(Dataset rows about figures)
──────────

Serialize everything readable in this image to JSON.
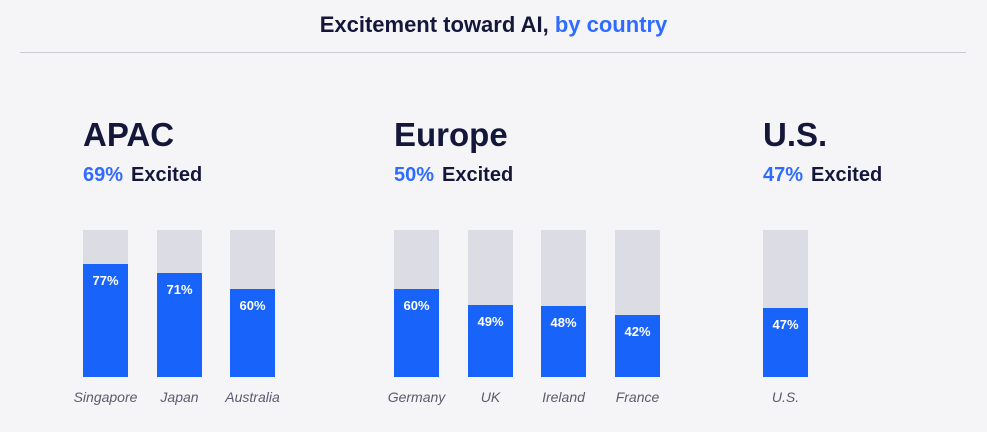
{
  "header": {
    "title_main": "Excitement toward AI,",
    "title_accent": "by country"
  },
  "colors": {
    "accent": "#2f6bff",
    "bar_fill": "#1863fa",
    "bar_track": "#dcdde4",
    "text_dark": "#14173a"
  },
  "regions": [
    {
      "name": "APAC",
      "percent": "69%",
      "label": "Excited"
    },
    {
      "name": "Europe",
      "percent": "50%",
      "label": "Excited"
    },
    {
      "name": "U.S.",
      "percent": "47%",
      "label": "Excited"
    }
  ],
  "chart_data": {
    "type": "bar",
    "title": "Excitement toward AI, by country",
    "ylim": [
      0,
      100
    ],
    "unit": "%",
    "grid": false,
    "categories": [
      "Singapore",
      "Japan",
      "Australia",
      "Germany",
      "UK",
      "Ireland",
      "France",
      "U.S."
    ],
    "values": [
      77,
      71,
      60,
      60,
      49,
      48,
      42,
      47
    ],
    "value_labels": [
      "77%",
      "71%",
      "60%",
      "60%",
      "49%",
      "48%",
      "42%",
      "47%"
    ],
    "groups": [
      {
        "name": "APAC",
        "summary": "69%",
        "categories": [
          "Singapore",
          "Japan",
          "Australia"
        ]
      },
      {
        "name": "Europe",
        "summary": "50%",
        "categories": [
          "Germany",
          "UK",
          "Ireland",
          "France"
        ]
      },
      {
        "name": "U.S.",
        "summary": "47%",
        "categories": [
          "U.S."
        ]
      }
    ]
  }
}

──────────

Can you repeat every record above exactly, apart from the pictures?

__CORRECT ANSWER__:
Serialize everything readable in this image to JSON.
{
  "header": {
    "title_main": "Excitement toward AI,",
    "title_accent": "by country"
  },
  "colors": {
    "accent": "#2f6bff",
    "bar_fill": "#1863fa",
    "bar_track": "#dcdde4",
    "text_dark": "#14173a"
  },
  "regions": [
    {
      "name": "APAC",
      "percent": "69%",
      "label": "Excited"
    },
    {
      "name": "Europe",
      "percent": "50%",
      "label": "Excited"
    },
    {
      "name": "U.S.",
      "percent": "47%",
      "label": "Excited"
    }
  ],
  "chart_data": {
    "type": "bar",
    "title": "Excitement toward AI, by country",
    "ylim": [
      0,
      100
    ],
    "unit": "%",
    "grid": false,
    "categories": [
      "Singapore",
      "Japan",
      "Australia",
      "Germany",
      "UK",
      "Ireland",
      "France",
      "U.S."
    ],
    "values": [
      77,
      71,
      60,
      60,
      49,
      48,
      42,
      47
    ],
    "value_labels": [
      "77%",
      "71%",
      "60%",
      "60%",
      "49%",
      "48%",
      "42%",
      "47%"
    ],
    "groups": [
      {
        "name": "APAC",
        "summary": "69%",
        "categories": [
          "Singapore",
          "Japan",
          "Australia"
        ]
      },
      {
        "name": "Europe",
        "summary": "50%",
        "categories": [
          "Germany",
          "UK",
          "Ireland",
          "France"
        ]
      },
      {
        "name": "U.S.",
        "summary": "47%",
        "categories": [
          "U.S."
        ]
      }
    ]
  }
}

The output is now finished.